◆ WHAT IS ASKED:
Gather all lines with "ajuste" from the records.

◆ ENTRIES SHOWN:
****************************************

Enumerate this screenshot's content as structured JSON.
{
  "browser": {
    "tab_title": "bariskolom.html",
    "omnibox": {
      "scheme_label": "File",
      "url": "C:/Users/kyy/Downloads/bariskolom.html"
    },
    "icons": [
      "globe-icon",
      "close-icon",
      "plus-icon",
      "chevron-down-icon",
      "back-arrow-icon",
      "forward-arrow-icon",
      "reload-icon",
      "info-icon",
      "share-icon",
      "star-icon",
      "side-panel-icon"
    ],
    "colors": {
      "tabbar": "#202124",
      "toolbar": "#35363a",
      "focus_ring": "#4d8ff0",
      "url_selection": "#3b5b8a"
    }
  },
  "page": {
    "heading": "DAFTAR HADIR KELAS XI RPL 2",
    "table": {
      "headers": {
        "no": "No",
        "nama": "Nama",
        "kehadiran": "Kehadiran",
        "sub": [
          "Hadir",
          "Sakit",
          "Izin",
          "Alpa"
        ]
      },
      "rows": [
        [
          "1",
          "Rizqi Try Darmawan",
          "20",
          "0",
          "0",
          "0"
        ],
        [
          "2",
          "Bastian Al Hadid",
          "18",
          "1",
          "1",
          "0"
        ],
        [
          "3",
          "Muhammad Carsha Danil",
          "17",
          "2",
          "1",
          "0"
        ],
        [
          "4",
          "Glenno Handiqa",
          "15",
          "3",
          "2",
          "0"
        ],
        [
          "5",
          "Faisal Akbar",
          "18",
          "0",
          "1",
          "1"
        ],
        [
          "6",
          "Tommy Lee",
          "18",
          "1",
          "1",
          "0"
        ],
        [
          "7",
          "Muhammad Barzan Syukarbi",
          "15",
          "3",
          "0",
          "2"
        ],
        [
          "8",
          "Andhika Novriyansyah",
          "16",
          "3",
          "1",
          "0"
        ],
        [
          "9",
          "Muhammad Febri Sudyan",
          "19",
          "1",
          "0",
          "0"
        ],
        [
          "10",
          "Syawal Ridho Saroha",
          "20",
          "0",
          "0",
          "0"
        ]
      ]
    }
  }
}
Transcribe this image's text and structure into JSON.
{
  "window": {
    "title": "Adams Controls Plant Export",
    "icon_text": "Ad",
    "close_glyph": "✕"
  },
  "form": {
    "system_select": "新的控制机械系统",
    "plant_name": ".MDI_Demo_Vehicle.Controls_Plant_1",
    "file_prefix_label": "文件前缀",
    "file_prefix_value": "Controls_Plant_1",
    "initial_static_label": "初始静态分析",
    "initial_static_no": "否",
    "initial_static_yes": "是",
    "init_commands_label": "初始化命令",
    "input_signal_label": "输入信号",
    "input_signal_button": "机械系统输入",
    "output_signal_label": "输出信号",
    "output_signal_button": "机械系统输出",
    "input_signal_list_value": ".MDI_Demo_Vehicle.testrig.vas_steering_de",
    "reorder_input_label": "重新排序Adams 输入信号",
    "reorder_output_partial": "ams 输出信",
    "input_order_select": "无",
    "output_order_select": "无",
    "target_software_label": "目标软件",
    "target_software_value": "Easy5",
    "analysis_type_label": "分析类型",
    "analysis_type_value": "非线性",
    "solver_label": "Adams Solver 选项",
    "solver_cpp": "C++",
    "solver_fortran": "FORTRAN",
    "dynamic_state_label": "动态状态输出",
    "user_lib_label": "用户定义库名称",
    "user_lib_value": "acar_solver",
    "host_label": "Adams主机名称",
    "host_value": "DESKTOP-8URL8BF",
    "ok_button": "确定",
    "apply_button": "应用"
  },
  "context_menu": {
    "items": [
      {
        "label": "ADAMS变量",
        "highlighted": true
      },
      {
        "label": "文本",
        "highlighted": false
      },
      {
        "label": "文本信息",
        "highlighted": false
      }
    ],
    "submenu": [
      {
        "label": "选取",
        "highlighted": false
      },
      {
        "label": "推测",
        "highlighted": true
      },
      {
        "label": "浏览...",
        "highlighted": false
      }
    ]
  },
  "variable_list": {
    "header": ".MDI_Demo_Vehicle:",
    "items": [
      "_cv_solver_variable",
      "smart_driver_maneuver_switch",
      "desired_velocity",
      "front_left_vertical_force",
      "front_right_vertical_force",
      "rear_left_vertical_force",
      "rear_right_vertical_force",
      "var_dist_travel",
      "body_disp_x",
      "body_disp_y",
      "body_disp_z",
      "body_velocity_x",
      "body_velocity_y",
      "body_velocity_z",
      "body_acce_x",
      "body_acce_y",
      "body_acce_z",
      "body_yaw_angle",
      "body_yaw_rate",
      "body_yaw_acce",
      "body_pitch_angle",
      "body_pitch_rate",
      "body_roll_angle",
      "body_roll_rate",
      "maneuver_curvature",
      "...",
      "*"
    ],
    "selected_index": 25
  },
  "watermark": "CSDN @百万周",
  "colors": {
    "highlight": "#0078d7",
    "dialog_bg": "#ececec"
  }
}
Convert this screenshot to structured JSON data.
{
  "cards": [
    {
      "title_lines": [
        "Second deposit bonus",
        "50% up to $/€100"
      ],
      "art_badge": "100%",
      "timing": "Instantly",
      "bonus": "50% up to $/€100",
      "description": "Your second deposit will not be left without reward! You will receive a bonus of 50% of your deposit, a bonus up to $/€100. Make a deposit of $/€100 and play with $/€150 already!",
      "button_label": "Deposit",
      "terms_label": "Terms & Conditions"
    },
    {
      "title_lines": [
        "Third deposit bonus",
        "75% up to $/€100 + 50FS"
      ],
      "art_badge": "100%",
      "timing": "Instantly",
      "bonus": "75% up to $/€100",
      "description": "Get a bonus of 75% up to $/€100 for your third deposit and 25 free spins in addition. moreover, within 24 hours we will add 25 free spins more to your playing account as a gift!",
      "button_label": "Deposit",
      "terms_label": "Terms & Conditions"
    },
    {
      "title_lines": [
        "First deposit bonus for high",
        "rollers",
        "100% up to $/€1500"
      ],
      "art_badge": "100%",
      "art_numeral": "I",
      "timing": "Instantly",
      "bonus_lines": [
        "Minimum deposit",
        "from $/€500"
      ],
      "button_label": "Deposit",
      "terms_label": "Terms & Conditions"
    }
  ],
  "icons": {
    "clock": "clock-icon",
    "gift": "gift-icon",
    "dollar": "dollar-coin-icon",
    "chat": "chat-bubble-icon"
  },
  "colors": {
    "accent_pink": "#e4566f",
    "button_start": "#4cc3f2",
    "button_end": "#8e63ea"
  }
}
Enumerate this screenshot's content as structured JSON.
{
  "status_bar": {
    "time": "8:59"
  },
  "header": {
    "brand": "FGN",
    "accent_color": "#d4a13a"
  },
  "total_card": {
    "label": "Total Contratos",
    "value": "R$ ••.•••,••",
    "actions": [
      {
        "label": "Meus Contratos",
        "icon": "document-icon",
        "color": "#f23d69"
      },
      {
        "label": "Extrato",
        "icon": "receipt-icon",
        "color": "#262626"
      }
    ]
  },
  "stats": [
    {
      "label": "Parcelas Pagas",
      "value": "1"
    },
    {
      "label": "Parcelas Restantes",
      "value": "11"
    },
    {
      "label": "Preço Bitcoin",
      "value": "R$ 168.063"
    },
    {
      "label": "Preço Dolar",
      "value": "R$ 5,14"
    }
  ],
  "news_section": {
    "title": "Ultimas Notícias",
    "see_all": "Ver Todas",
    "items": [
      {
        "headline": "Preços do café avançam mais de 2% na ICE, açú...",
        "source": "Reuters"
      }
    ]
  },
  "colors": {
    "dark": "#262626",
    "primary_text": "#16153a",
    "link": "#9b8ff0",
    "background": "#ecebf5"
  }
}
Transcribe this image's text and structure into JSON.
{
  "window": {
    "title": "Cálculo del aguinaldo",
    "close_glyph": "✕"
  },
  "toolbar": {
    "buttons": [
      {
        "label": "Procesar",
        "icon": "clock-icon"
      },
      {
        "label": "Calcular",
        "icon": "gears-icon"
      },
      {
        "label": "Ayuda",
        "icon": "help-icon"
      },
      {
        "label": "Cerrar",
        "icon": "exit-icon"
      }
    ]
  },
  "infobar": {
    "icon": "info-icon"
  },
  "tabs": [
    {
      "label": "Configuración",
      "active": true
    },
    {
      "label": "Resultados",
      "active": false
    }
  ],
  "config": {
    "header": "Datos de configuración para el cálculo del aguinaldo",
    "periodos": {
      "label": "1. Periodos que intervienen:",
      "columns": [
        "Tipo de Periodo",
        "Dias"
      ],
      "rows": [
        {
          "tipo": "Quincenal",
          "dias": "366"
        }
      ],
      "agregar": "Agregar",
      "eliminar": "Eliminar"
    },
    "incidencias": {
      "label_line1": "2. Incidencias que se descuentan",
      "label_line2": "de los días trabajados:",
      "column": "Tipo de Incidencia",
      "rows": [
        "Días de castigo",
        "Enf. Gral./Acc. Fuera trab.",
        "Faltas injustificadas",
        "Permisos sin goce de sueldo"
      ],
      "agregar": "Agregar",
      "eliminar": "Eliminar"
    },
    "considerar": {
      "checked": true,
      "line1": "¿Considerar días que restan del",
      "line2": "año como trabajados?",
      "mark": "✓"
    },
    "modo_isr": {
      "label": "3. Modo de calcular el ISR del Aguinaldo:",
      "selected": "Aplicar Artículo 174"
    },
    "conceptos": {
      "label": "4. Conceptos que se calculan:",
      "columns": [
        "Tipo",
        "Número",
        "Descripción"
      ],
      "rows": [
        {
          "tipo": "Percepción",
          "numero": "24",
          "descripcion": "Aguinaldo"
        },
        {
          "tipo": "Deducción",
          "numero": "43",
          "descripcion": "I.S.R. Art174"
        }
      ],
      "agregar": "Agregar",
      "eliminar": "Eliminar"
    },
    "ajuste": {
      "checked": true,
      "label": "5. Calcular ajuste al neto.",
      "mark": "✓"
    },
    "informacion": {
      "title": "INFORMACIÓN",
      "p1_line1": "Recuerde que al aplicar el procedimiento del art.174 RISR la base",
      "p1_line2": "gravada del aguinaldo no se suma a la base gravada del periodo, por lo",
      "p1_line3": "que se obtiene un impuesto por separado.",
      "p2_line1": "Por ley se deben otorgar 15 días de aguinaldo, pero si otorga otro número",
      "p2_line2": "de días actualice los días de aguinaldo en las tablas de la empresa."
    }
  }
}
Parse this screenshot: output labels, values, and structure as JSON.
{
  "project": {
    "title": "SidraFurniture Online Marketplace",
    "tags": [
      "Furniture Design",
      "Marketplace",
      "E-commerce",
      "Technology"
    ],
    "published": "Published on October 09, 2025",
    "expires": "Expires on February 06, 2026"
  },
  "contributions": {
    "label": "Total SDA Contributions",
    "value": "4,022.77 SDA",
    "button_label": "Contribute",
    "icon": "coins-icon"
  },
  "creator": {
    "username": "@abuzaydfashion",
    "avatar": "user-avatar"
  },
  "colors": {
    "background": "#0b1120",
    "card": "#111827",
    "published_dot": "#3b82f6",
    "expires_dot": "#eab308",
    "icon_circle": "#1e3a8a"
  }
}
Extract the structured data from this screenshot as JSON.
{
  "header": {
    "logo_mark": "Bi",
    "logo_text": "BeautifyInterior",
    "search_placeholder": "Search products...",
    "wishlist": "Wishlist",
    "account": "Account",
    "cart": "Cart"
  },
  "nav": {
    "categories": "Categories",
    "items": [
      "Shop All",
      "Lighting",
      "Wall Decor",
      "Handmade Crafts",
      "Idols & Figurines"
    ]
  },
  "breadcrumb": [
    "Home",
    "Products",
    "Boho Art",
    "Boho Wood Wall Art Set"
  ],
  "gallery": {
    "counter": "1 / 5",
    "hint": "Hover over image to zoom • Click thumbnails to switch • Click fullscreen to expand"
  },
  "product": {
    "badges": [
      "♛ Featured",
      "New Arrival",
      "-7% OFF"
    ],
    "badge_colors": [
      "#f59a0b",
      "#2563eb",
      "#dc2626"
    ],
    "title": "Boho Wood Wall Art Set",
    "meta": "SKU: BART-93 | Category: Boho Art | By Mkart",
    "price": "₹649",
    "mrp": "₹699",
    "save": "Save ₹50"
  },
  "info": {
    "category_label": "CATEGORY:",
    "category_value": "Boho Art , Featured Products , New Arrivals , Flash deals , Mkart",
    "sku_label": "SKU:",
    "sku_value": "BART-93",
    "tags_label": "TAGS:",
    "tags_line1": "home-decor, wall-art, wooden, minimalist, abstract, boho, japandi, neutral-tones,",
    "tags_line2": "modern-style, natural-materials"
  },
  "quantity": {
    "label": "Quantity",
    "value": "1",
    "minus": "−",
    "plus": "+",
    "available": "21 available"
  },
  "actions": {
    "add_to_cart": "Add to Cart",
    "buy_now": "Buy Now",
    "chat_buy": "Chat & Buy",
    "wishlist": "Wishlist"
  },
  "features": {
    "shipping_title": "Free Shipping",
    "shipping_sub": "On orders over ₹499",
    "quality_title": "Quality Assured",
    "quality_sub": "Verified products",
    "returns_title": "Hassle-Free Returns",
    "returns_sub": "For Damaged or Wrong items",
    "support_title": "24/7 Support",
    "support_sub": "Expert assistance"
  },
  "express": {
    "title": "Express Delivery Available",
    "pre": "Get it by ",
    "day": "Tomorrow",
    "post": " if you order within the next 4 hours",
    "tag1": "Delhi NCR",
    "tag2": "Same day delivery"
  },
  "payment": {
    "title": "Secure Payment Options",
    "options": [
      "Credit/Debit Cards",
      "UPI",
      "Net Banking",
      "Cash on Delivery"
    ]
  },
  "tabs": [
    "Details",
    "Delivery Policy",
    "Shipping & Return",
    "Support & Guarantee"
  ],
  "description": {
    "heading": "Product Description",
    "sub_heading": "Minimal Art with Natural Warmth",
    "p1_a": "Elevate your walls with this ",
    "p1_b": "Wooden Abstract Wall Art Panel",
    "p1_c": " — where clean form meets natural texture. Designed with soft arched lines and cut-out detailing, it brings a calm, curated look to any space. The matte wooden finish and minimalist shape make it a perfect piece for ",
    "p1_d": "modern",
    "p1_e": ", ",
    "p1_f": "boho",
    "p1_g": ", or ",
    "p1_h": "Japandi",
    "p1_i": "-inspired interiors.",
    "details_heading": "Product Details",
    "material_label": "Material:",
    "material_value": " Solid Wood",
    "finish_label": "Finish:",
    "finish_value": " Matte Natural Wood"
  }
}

****************************************

◆ FULL ANSWER:
    "ajuste": {
      "label": "5. Calcular ajuste al neto.",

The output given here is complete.